**Énoncé 1:**
Répondez aux questions suivantes à partir de l’extrait du jugement :
(a) À quelle date le demandeur est-il arrivé au Canada ?
(b) De quelle ville le demandeur vient-il ?
(c) Combien de jours après son arrestation de 2009 le demandeur a-t-il été relâché ?
**Énoncé 2:**
Indiquez si chacune des affirmations suivantes concorde avec l’extrait du jugement, en citant les mots qui le montrent :
(a) La décision visée par la demande de contrôle judiciaire date du 27 novembre 2013.
(b) L’homme masqué a reconnu le demandeur.
(c) Le demandeur est originaire du Sud du Sri Lanka.
**Énoncé 3:** Reproduisez fidèlement le passage de l’extrait du jugement qui commence par « [1]               Il s’agit » et se poursuit jusqu’à « de la LIPR. ».

**Extrait du document:**
↓↓↓

Dossier : IMM‑7908‑13

Référence : 2015 CF 470

[TRADUCTION FRANÇAISE CERTIFIÉE, NON RÉVISÉE]

Montréal (Québec), le 15 avril 2015

En présence de monsieur le juge Locke

ENTRE :

RAJMOHAN MAHALINGAM

demandeur

et

LE MINISTRE DE LA CITOYENNETÉ ET DE L’IMMIGRATION

défendeur

JUGEMENT ET MOTIFS

I.                   Nature de l’affaire

[1]               Il s’agit d’une demande de contrôle judiciaire, présentée en vertu du paragraphe 72(1) de la Loi sur l’immigration et la protection des réfugiés, LC 2001, c 27 (la LIPR), à l’encontre de la décision du 27 novembre 2013 (la décision) par laquelle la Section de la protection des réfugiés (la SPR) de la Commission de l’immigration et du statut de réfugié a conclu que le demandeur n’a pas qualité de réfugié au sens de la Convention ni celle de personne à protéger aux termes de l’article 96 et des alinéas 97(1)a) et b) de la LIPR.

II.                Les faits

[2]               Le demandeur est un Tamoul originaire du Nord du Sri Lanka. Il est arrivé au Canada le 30 juin 2010.

[3]               Le demandeur soutient qu’à titre de jeune Tamoul il a été fréquemment détenu et harcelé par l’armée, car il vient de la ville d’Uduppiddy. Il s’agit d’une région sous surveillance en raison de sa proximité avec l’endroit d’où vient le chef des Tigres de libération de l’Eelam tamoul (TLET).

[4]               En 2009, l’armée a découvert des armes enterrées dans la maison voisine du domicile du demandeur, ce qui a entraîné l’arrestation du demandeur et d’autres jeunes hommes tamouls. Au cours de sa détention, le demandeur a été battu à coups de crosse et interrogé sur son soutien présumé pour les TLET. Il a été relâché cinq jours plus tard après que son père ait versé un pot‑de‑vin.

[5]               En janvier 2010, le demandeur a été arrêté à un point de contrôle de l’armée car il était soupçonné d’être un partisan des TLET. Il a été battu et on lui a demandé d’identifier des membres et des partisans des TLET sur des photos. Il a répondu qu’il ne les connaissait pas. Il a ensuite été placé devant un homme masqué à qui il a été ordonné de hocher la tête s’il reconnaissait une personne liée aux TLET. L’homme masqué n’a pas reconnu le demandeur. Selon le demandeur, lors de sa remise en liberté le lendemain, l’armée l’a averti qu’il serait tué s’il était arrêté de nouveau.

↑↑↑

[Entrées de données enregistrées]
↓↓↓

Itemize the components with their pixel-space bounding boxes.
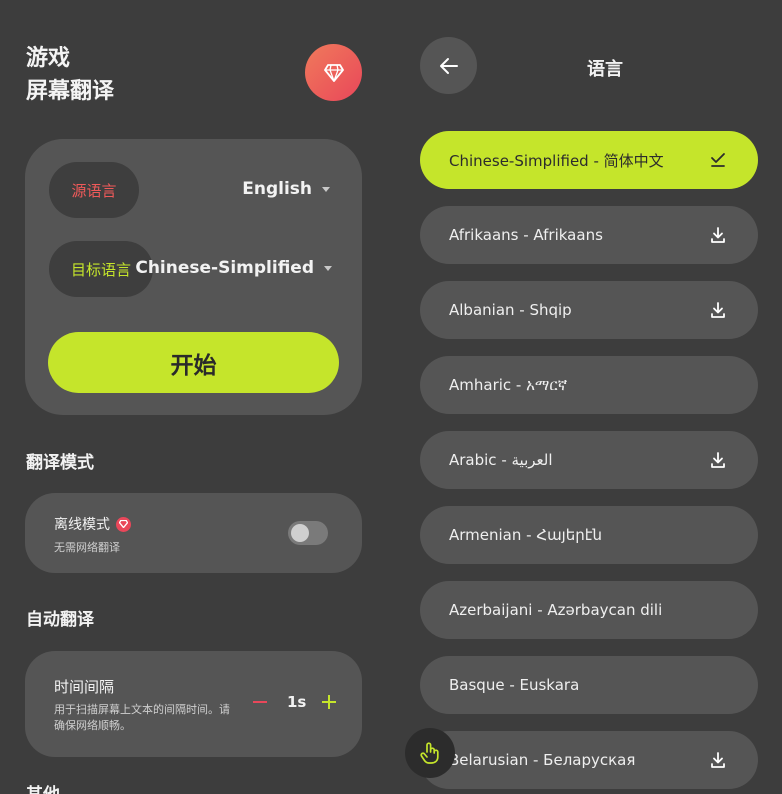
premium-button[interactable]: [305, 44, 362, 101]
language-item-label: Afrikaans - Afrikaans: [449, 226, 603, 244]
section-title-auto: 自动翻译: [26, 610, 94, 630]
arrow-left-icon: [439, 57, 458, 74]
language-item-label: Arabic - العربية: [449, 451, 553, 469]
premium-badge-icon: [116, 516, 131, 532]
language-item[interactable]: Chinese-Simplified - 简体中文: [420, 131, 758, 189]
language-item-label: Chinese-Simplified - 简体中文: [449, 151, 664, 170]
settings-panel: 游戏 屏幕翻译 源语言 English 目标语言 Chinese-Simplif…: [0, 0, 390, 794]
language-item-label: Basque - Euskara: [449, 676, 580, 694]
download-icon[interactable]: [709, 301, 727, 319]
target-language-value: Chinese-Simplified: [135, 258, 314, 278]
interval-stepper: 1s: [253, 693, 337, 711]
back-button[interactable]: [420, 37, 477, 94]
app-title: 游戏 屏幕翻译: [26, 42, 114, 108]
download-icon[interactable]: [709, 451, 727, 469]
app-title-line1: 游戏: [26, 46, 71, 71]
plus-icon[interactable]: [322, 695, 337, 709]
language-item[interactable]: Arabic - العربية: [420, 431, 758, 489]
language-item[interactable]: Belarusian - Беларуская: [420, 731, 758, 789]
source-language-select[interactable]: English: [242, 179, 330, 199]
touch-float-button[interactable]: [405, 728, 455, 778]
chevron-down-icon: [324, 265, 332, 271]
language-item-label: Amharic - አማርኛ: [449, 376, 568, 394]
source-language-label: 源语言: [49, 162, 139, 218]
download-icon[interactable]: [709, 226, 727, 244]
app-title-line2: 屏幕翻译: [26, 79, 115, 104]
language-item[interactable]: Basque - Euskara: [420, 656, 758, 714]
language-item[interactable]: Azerbaijani - Azərbaycan dili: [420, 581, 758, 639]
offline-mode-card: 离线模式 无需网络翻译: [25, 493, 362, 573]
language-card: 源语言 English 目标语言 Chinese-Simplified 开始: [25, 139, 362, 415]
offline-mode-title: 离线模式: [54, 517, 110, 533]
language-item[interactable]: Amharic - አማርኛ: [420, 356, 758, 414]
chevron-down-icon: [322, 186, 330, 192]
minus-icon[interactable]: [253, 701, 267, 703]
language-item[interactable]: Albanian - Shqip: [420, 281, 758, 339]
language-item-label: Albanian - Shqip: [449, 301, 572, 319]
interval-description: 用于扫描屏幕上文本的间隔时间。请确保网络顺畅。: [54, 703, 230, 732]
check-icon: [711, 153, 725, 167]
language-panel: 语言 Chinese-Simplified - 简体中文 Afrikaans - …: [390, 0, 782, 794]
language-item-label: Armenian - Հայերէն: [449, 526, 602, 544]
target-language-select[interactable]: Chinese-Simplified: [135, 258, 332, 278]
offline-mode-title-row: 离线模式: [54, 514, 131, 534]
tap-hand-icon: [420, 742, 439, 764]
language-page-title: 语言: [587, 59, 623, 80]
language-item[interactable]: Armenian - Հայերէն: [420, 506, 758, 564]
language-item[interactable]: Afrikaans - Afrikaans: [420, 206, 758, 264]
start-button[interactable]: 开始: [48, 332, 339, 393]
offline-mode-subtitle: 无需网络翻译: [54, 541, 120, 554]
diamond-icon: [323, 63, 344, 82]
section-title-other: 其他: [26, 780, 60, 794]
download-icon[interactable]: [709, 751, 727, 769]
offline-mode-toggle[interactable]: [288, 521, 328, 545]
interval-value: 1s: [287, 693, 307, 711]
source-language-value: English: [242, 179, 312, 199]
interval-card: 时间间隔 用于扫描屏幕上文本的间隔时间。请确保网络顺畅。 1s: [25, 651, 362, 757]
language-item-label: Azerbaijani - Azərbaycan dili: [449, 601, 663, 619]
language-list: Chinese-Simplified - 简体中文 Afrikaans - Afr…: [420, 131, 758, 794]
section-title-mode: 翻译模式: [26, 453, 94, 473]
interval-title: 时间间隔: [54, 678, 115, 696]
language-item-label: Belarusian - Беларуская: [449, 751, 636, 769]
toggle-knob: [291, 524, 309, 542]
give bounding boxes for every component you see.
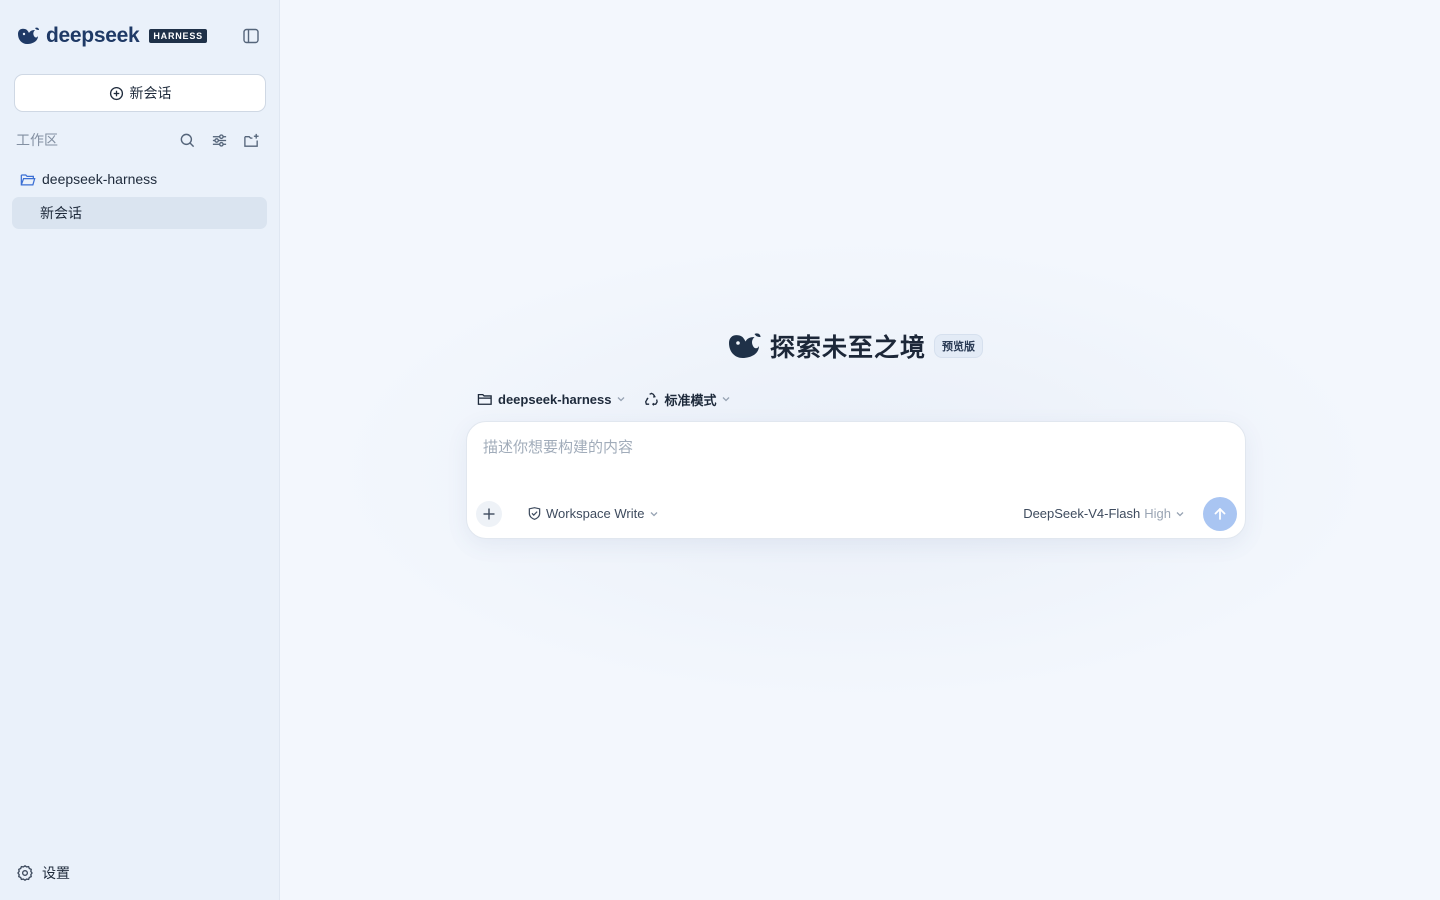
new-chat-label: 新会话 [129,85,172,101]
session-label: 新会话 [40,205,82,221]
brand-row: deepseek HARNESS [12,0,267,72]
arrow-up-icon [1214,508,1226,520]
filter-button[interactable] [207,128,231,152]
folder-open-icon [20,173,36,185]
shield-check-icon [528,507,541,520]
send-button[interactable] [1203,497,1237,531]
workspace-header: 工作区 [12,128,267,152]
hero-title: 探索未至之境 [770,334,927,362]
model-level: High [1144,506,1171,521]
permission-selector[interactable]: Workspace Write [527,506,659,521]
search-icon [180,133,194,147]
mode-selector-label: 标准模式 [664,392,717,408]
brand-logo: deepseek HARNESS [16,24,207,48]
plus-icon [483,508,495,520]
permission-label: Workspace Write [546,506,645,521]
search-button[interactable] [175,128,199,152]
toggle-sidebar-button[interactable] [239,24,263,48]
prompt-composer: Workspace Write DeepSeek-V4-Flash High [466,421,1246,539]
model-selector[interactable]: DeepSeek-V4-Flash High [1023,506,1185,521]
folder-plus-icon [243,133,259,147]
model-name: DeepSeek-V4-Flash [1023,506,1141,521]
folder-icon [477,393,492,405]
sidebar: deepseek HARNESS 新会话 工作区 deepseek-harnes… [0,0,280,900]
project-name: deepseek-harness [42,171,158,187]
project-selector[interactable]: deepseek-harness [477,389,626,409]
whale-logo-icon [729,333,761,358]
preview-badge: 预览版 [934,334,984,358]
settings-label: 设置 [42,865,70,881]
context-selectors: deepseek-harness 标准模式 [477,389,731,409]
main-area: 探索未至之境 预览版 deepseek-harness 标准模式 描述你想要构建… [280,0,1440,900]
session-item[interactable]: 新会话 [12,197,267,229]
chevron-down-icon [1176,511,1184,516]
attach-button[interactable] [476,501,502,527]
new-chat-button[interactable]: 新会话 [14,74,266,112]
gear-icon [17,864,33,882]
settings-button[interactable]: 设置 [16,860,70,886]
chevron-down-icon [650,511,657,516]
workspace-label: 工作区 [16,132,58,148]
new-folder-button[interactable] [239,128,263,152]
sidebar-item-project[interactable]: deepseek-harness [12,167,267,191]
sidebar-panel-icon [243,28,259,44]
project-selector-label: deepseek-harness [498,391,612,407]
workspace-tools [175,128,263,152]
whale-logo-icon [18,27,39,44]
sliders-icon [212,133,226,147]
brand-tag: HARNESS [149,29,207,43]
brand-name: deepseek [46,24,140,47]
plus-circle-icon [109,86,123,100]
chevron-down-icon [617,397,625,402]
chevron-down-icon [723,397,730,402]
prompt-input[interactable] [483,436,1223,476]
app-window: deepseek HARNESS 新会话 工作区 deepseek-harnes… [0,0,1440,900]
recycle-icon [645,392,659,406]
hero-heading: 探索未至之境 预览版 [726,328,984,364]
mode-selector[interactable]: 标准模式 [644,389,731,409]
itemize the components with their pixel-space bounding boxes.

↑↑↑

**Corrigé 1:**
(a) Le 30 juin 2010.
(b) D’Uduppiddy.
(c) Cinq jours plus tard.

**Corrigé 2:**
(a) Oui : « à l’encontre de la décision du 27 novembre 2013 ».
(b) Non : « L’homme masqué n’a pas reconnu le demandeur. »
(c) Non : « Le demandeur est un Tamoul originaire du Nord du Sri Lanka. »

**Corrigé 3:**
[1]               Il s’agit d’une demande de contrôle judiciaire, présentée en vertu du paragraphe 72(1) de la Loi sur l’immigration et la protection des réfugiés, LC 2001, c 27 (la LIPR), à l’encontre de la décision du 27 novembre 2013 (la décision) par laquelle la Section de la protection des réfugiés (la SPR) de la Commission de l’immigration et du statut de réfugié a conclu que le demandeur n’a pas qualité de réfugié au sens de la Convention ni celle de personne à protéger aux termes de l’article 96 et des alinéas 97(1)a) et b) de la LIPR.